- GIVEN INFORMATION
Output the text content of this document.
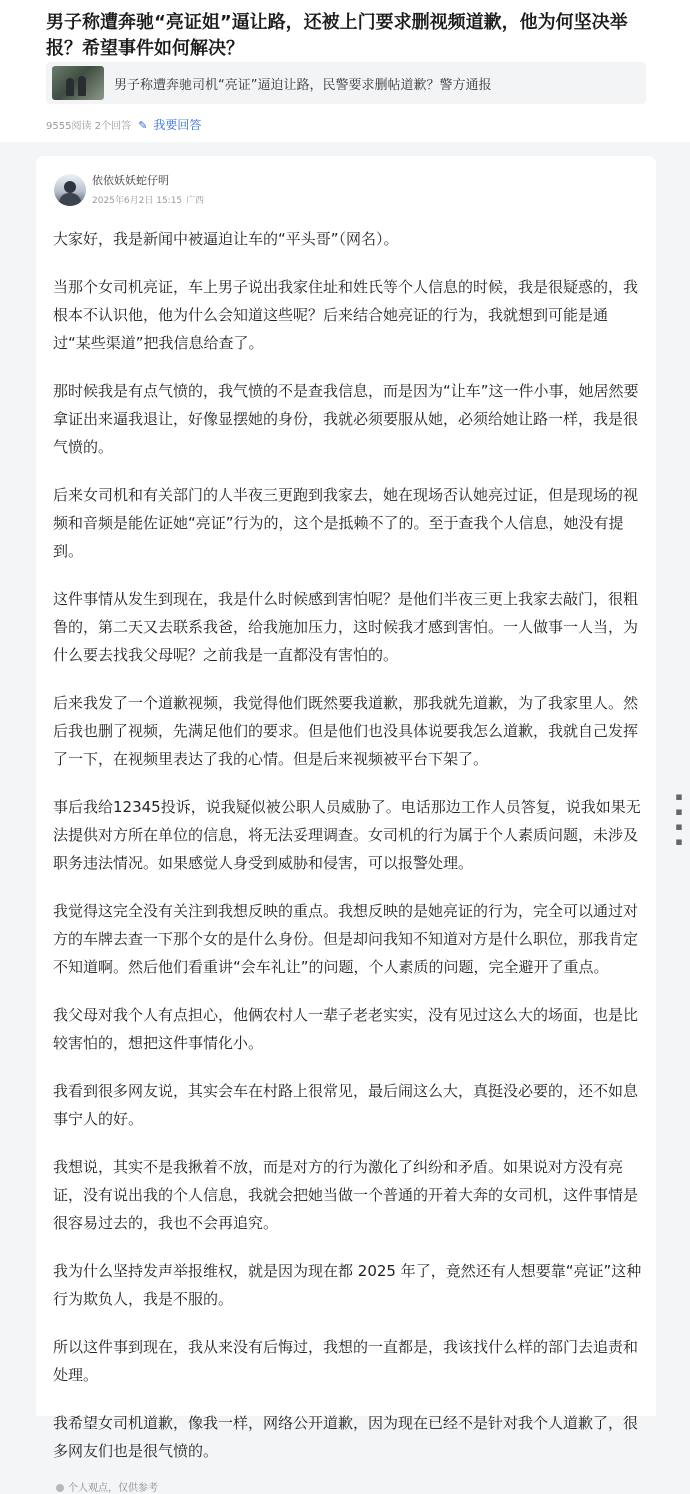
男子称遭奔驰“亮证姐”逼让路，还被上门要求删视频道歉，他为何坚决举报？希望事件如何解决？
男子称遭奔驰司机“亮证”逼迫让路，民警要求删帖道歉？警方通报
9555阅读 2个回答 ✎ 我要回答
依依妖妖蛇仔明
2025年6月2日 15:15 广西

大家好，我是新闻中被逼迫让车的“平头哥”（网名）。

当那个女司机亮证，车上男子说出我家住址和姓氏等个人信息的时候，我是很疑惑的，我根本不认识他，他为什么会知道这些呢？后来结合她亮证的行为，我就想到可能是通过“某些渠道”把我信息给查了。

那时候我是有点气愤的，我气愤的不是查我信息，而是因为“让车”这一件小事，她居然要拿证出来逼我退让，好像显摆她的身份，我就必须要服从她，必须给她让路一样，我是很气愤的。

后来女司机和有关部门的人半夜三更跑到我家去，她在现场否认她亮过证，但是现场的视频和音频是能佐证她“亮证”行为的，这个是抵赖不了的。至于查我个人信息，她没有提到。

这件事情从发生到现在，我是什么时候感到害怕呢？是他们半夜三更上我家去敲门，很粗鲁的，第二天又去联系我爸，给我施加压力，这时候我才感到害怕。一人做事一人当，为什么要去找我父母呢？之前我是一直都没有害怕的。

后来我发了一个道歉视频，我觉得他们既然要我道歉，那我就先道歉，为了我家里人。然后我也删了视频，先满足他们的要求。但是他们也没具体说要我怎么道歉，我就自己发挥了一下，在视频里表达了我的心情。但是后来视频被平台下架了。

事后我给12345投诉，说我疑似被公职人员威胁了。电话那边工作人员答复，说我如果无法提供对方所在单位的信息，将无法妥理调查。女司机的行为属于个人素质问题，未涉及职务违法情况。如果感觉人身受到威胁和侵害，可以报警处理。

我觉得这完全没有关注到我想反映的重点。我想反映的是她亮证的行为，完全可以通过对方的车牌去查一下那个女的是什么身份。但是却问我知不知道对方是什么职位，那我肯定不知道啊。然后他们看重讲“会车礼让”的问题，个人素质的问题，完全避开了重点。

我父母对我个人有点担心，他俩农村人一辈子老老实实，没有见过这么大的场面，也是比较害怕的，想把这件事情化小。

我看到很多网友说，其实会车在村路上很常见，最后闹这么大，真挺没必要的，还不如息事宁人的好。

我想说，其实不是我揪着不放，而是对方的行为激化了纠纷和矛盾。如果说对方没有亮证，没有说出我的个人信息，我就会把她当做一个普通的开着大奔的女司机，这件事情是很容易过去的，我也不会再追究。

我为什么坚持发声举报维权，就是因为现在都 2025 年了，竟然还有人想要靠“亮证”这种行为欺负人，我是不服的。

所以这件事到现在，我从来没有后悔过，我想的一直都是，我该找什么样的部门去追责和处理。

我希望女司机道歉，像我一样，网络公开道歉，因为现在已经不是针对我个人道歉了，很多网友们也是很气愤的。

个人观点，仅供参考
▪
▪
▪
▪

- EXERCISE AIM
Retype the whole listing exactly and leave the pictures out.

- CORRECT RESULT
Output the text content of this document.
男子称遭奔驰“亮证姐”逼让路，还被上门要求删视频道歉，他为何坚决举报？希望事件如何解决？
男子称遭奔驰司机“亮证”逼迫让路，民警要求删帖道歉？警方通报
9555阅读 2个回答 ✎ 我要回答
依依妖妖蛇仔明
2025年6月2日 15:15 广西

大家好，我是新闻中被逼迫让车的“平头哥”（网名）。

当那个女司机亮证，车上男子说出我家住址和姓氏等个人信息的时候，我是很疑惑的，我根本不认识他，他为什么会知道这些呢？后来结合她亮证的行为，我就想到可能是通过“某些渠道”把我信息给查了。

那时候我是有点气愤的，我气愤的不是查我信息，而是因为“让车”这一件小事，她居然要拿证出来逼我退让，好像显摆她的身份，我就必须要服从她，必须给她让路一样，我是很气愤的。

后来女司机和有关部门的人半夜三更跑到我家去，她在现场否认她亮过证，但是现场的视频和音频是能佐证她“亮证”行为的，这个是抵赖不了的。至于查我个人信息，她没有提到。

这件事情从发生到现在，我是什么时候感到害怕呢？是他们半夜三更上我家去敲门，很粗鲁的，第二天又去联系我爸，给我施加压力，这时候我才感到害怕。一人做事一人当，为什么要去找我父母呢？之前我是一直都没有害怕的。

后来我发了一个道歉视频，我觉得他们既然要我道歉，那我就先道歉，为了我家里人。然后我也删了视频，先满足他们的要求。但是他们也没具体说要我怎么道歉，我就自己发挥了一下，在视频里表达了我的心情。但是后来视频被平台下架了。

事后我给12345投诉，说我疑似被公职人员威胁了。电话那边工作人员答复，说我如果无法提供对方所在单位的信息，将无法妥理调查。女司机的行为属于个人素质问题，未涉及职务违法情况。如果感觉人身受到威胁和侵害，可以报警处理。

我觉得这完全没有关注到我想反映的重点。我想反映的是她亮证的行为，完全可以通过对方的车牌去查一下那个女的是什么身份。但是却问我知不知道对方是什么职位，那我肯定不知道啊。然后他们看重讲“会车礼让”的问题，个人素质的问题，完全避开了重点。

我父母对我个人有点担心，他俩农村人一辈子老老实实，没有见过这么大的场面，也是比较害怕的，想把这件事情化小。

我看到很多网友说，其实会车在村路上很常见，最后闹这么大，真挺没必要的，还不如息事宁人的好。

我想说，其实不是我揪着不放，而是对方的行为激化了纠纷和矛盾。如果说对方没有亮证，没有说出我的个人信息，我就会把她当做一个普通的开着大奔的女司机，这件事情是很容易过去的，我也不会再追究。

我为什么坚持发声举报维权，就是因为现在都 2025 年了，竟然还有人想要靠“亮证”这种行为欺负人，我是不服的。

所以这件事到现在，我从来没有后悔过，我想的一直都是，我该找什么样的部门去追责和处理。

我希望女司机道歉，像我一样，网络公开道歉，因为现在已经不是针对我个人道歉了，很多网友们也是很气愤的。

个人观点，仅供参考
▪
▪
▪
▪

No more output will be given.